GIVEN INSTRUCTION:
Search the data for the string "extension" and extract every line where it appears.

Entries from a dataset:
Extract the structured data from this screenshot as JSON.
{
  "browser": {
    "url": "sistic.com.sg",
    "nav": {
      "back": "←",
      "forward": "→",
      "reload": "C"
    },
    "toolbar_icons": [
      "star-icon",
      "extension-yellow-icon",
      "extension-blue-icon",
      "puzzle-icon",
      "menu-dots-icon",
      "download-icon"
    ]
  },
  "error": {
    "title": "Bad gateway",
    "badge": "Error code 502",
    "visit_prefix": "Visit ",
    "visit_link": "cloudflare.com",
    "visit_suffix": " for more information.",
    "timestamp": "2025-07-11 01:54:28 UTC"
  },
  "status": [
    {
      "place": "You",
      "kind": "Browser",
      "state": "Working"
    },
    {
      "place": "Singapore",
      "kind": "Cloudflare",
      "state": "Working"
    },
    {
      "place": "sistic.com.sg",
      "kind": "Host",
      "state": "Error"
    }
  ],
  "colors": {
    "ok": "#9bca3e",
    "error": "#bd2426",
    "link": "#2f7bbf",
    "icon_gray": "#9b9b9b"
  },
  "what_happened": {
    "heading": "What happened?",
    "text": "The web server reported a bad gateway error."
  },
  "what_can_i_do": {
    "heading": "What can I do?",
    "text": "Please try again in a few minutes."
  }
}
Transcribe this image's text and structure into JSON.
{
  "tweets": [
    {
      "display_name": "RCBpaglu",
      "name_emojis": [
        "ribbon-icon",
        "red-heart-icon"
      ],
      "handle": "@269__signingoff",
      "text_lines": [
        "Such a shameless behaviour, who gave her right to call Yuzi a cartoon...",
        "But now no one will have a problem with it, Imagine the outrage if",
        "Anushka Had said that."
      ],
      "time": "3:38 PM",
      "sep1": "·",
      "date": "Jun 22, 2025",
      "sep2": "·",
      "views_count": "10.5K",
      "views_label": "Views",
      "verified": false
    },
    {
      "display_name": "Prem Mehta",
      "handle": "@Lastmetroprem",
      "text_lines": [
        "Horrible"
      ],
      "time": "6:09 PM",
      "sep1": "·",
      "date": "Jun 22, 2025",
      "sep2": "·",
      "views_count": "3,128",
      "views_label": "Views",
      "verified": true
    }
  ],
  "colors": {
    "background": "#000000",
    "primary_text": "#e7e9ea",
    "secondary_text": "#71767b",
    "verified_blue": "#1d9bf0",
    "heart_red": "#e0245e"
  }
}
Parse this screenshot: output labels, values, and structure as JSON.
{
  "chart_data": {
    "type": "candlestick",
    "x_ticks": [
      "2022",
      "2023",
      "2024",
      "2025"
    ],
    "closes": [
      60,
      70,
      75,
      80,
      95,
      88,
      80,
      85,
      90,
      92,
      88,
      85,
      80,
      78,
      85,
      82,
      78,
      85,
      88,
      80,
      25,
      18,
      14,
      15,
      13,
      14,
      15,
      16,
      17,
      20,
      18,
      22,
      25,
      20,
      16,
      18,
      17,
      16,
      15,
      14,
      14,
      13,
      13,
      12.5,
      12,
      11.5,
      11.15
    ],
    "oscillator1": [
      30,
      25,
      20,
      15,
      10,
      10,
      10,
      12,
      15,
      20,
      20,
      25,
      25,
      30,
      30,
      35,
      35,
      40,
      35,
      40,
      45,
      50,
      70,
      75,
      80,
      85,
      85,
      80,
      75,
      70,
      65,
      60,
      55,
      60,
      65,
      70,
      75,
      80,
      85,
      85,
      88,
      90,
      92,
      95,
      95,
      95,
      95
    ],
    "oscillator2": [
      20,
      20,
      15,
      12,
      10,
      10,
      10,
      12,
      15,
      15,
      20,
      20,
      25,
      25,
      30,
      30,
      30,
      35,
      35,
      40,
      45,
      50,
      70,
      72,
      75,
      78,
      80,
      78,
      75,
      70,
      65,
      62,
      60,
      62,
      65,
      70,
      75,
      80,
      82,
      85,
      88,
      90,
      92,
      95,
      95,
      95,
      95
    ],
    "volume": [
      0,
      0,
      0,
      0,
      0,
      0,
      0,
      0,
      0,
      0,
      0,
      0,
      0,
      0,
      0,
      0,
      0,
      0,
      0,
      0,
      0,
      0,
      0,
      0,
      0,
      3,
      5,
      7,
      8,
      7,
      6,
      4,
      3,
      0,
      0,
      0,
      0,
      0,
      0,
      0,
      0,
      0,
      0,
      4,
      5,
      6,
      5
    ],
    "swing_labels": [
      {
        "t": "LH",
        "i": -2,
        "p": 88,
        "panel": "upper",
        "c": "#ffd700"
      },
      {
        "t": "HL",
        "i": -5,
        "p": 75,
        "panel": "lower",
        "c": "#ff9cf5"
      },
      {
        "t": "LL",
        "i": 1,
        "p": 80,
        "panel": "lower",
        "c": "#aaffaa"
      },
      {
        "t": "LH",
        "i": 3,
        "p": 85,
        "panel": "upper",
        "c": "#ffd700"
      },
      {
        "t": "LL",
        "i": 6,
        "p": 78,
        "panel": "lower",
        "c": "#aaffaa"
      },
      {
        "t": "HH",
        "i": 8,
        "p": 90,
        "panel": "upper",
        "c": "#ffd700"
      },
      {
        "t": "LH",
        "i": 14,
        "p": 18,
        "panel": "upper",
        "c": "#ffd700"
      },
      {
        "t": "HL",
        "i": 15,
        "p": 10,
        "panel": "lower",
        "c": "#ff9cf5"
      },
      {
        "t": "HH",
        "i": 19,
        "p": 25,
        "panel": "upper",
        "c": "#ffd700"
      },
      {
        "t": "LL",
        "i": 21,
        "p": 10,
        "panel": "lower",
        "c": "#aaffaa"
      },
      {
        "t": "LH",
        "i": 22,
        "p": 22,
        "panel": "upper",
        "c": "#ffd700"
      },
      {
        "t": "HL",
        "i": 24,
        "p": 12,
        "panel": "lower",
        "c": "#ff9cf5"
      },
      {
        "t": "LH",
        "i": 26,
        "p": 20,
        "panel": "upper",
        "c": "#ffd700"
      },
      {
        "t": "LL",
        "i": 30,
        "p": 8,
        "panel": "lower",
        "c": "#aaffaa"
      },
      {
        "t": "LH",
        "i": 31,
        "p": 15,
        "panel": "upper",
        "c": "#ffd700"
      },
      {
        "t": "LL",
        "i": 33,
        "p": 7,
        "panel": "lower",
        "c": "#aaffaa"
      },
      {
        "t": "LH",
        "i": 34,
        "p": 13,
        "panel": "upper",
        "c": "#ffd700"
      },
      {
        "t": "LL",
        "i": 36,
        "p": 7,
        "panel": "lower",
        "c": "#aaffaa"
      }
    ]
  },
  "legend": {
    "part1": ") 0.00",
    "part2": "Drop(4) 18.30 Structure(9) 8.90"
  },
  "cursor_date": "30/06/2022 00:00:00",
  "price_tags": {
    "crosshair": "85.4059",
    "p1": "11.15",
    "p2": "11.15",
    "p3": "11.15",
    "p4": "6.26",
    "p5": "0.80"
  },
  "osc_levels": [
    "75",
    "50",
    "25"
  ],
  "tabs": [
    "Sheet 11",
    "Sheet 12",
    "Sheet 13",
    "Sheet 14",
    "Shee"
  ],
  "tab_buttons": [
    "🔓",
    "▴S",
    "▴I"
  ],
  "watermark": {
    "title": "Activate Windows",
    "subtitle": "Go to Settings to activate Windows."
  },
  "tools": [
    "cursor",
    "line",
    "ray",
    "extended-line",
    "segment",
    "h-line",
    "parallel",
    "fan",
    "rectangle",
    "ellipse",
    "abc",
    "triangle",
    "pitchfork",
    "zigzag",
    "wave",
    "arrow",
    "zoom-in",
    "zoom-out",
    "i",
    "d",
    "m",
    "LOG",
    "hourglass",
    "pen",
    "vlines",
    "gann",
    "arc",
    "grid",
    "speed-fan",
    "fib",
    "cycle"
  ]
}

SOLUTION TO THIS EXERCISE:
      "extension-yellow-icon",
      "extension-blue-icon",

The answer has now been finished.